### To do
Quote every line of the data below as it stands, omitting pictures.

### Material
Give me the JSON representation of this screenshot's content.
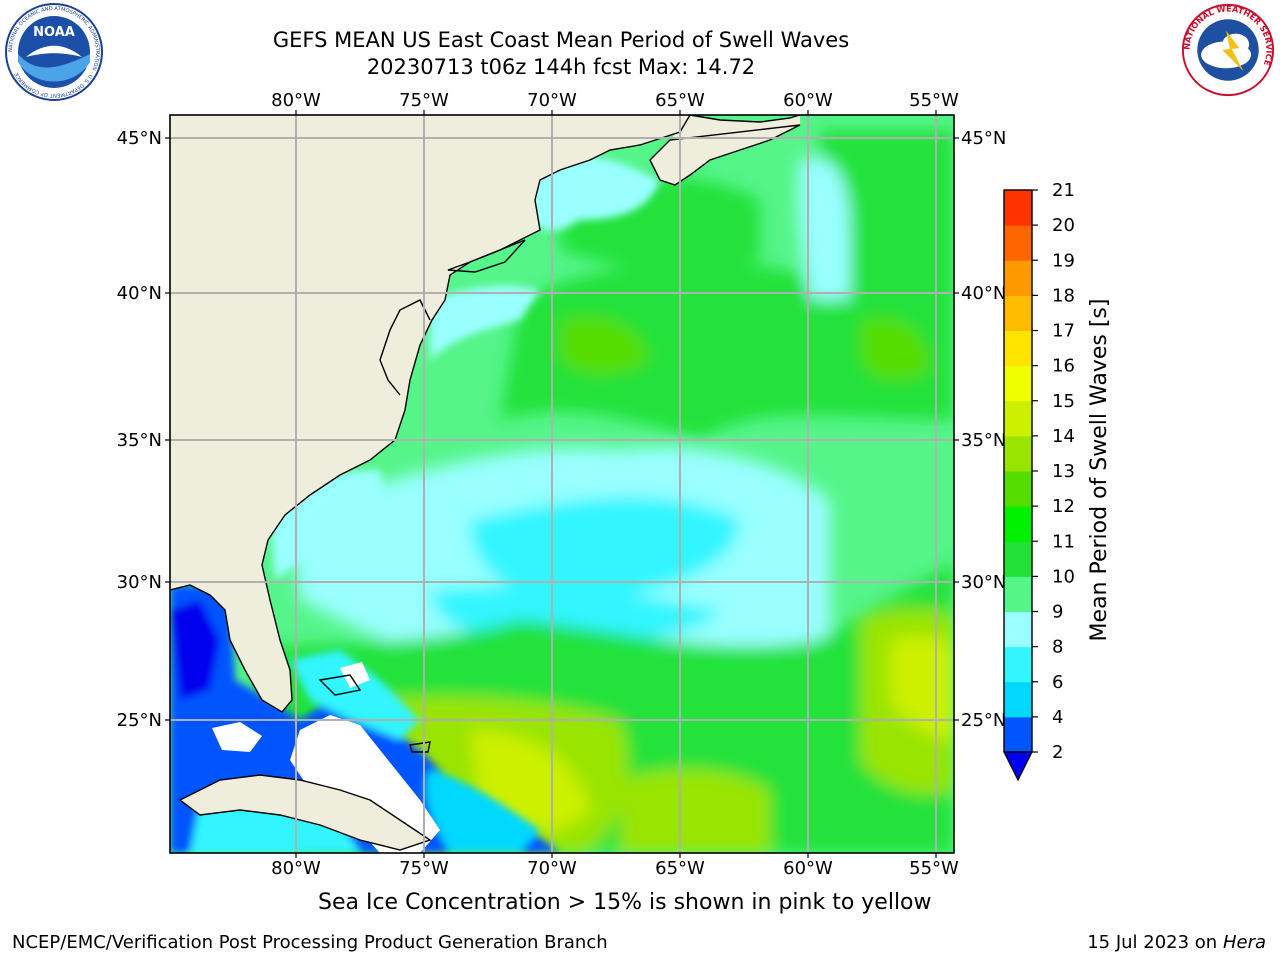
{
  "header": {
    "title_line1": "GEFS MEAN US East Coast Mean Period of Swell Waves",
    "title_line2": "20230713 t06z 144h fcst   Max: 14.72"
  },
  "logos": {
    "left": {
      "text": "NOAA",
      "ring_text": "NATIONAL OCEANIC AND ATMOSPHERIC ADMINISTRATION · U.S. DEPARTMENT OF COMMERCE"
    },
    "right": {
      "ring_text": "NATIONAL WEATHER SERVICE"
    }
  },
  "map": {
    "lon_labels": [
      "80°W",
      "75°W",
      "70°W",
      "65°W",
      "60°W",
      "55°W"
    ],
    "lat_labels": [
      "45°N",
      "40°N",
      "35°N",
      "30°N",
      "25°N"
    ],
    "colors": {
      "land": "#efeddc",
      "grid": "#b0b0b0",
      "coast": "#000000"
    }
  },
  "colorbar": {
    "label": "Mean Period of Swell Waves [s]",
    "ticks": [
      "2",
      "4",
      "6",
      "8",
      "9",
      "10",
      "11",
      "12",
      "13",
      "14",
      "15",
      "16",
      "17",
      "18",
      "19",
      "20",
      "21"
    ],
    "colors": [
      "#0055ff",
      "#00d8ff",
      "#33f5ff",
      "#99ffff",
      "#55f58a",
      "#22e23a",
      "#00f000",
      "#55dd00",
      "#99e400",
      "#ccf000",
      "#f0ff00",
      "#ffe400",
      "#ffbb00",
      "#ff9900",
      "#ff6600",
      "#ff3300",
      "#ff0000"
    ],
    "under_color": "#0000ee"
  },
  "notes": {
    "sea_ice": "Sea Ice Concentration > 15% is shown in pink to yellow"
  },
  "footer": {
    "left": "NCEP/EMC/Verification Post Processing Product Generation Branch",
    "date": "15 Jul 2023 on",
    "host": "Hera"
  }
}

### Reply
Give me the JSON representation of this screenshot's content.
{
  "header": {
    "title_line1": "GEFS MEAN US East Coast Mean Period of Swell Waves",
    "title_line2": "20230713 t06z 144h fcst   Max: 14.72"
  },
  "logos": {
    "left": {
      "text": "NOAA",
      "ring_text": "NATIONAL OCEANIC AND ATMOSPHERIC ADMINISTRATION · U.S. DEPARTMENT OF COMMERCE"
    },
    "right": {
      "ring_text": "NATIONAL WEATHER SERVICE"
    }
  },
  "map": {
    "lon_labels": [
      "80°W",
      "75°W",
      "70°W",
      "65°W",
      "60°W",
      "55°W"
    ],
    "lat_labels": [
      "45°N",
      "40°N",
      "35°N",
      "30°N",
      "25°N"
    ],
    "colors": {
      "land": "#efeddc",
      "grid": "#b0b0b0",
      "coast": "#000000"
    }
  },
  "colorbar": {
    "label": "Mean Period of Swell Waves [s]",
    "ticks": [
      "2",
      "4",
      "6",
      "8",
      "9",
      "10",
      "11",
      "12",
      "13",
      "14",
      "15",
      "16",
      "17",
      "18",
      "19",
      "20",
      "21"
    ],
    "colors": [
      "#0055ff",
      "#00d8ff",
      "#33f5ff",
      "#99ffff",
      "#55f58a",
      "#22e23a",
      "#00f000",
      "#55dd00",
      "#99e400",
      "#ccf000",
      "#f0ff00",
      "#ffe400",
      "#ffbb00",
      "#ff9900",
      "#ff6600",
      "#ff3300",
      "#ff0000"
    ],
    "under_color": "#0000ee"
  },
  "notes": {
    "sea_ice": "Sea Ice Concentration > 15% is shown in pink to yellow"
  },
  "footer": {
    "left": "NCEP/EMC/Verification Post Processing Product Generation Branch",
    "date": "15 Jul 2023 on",
    "host": "Hera"
  }
}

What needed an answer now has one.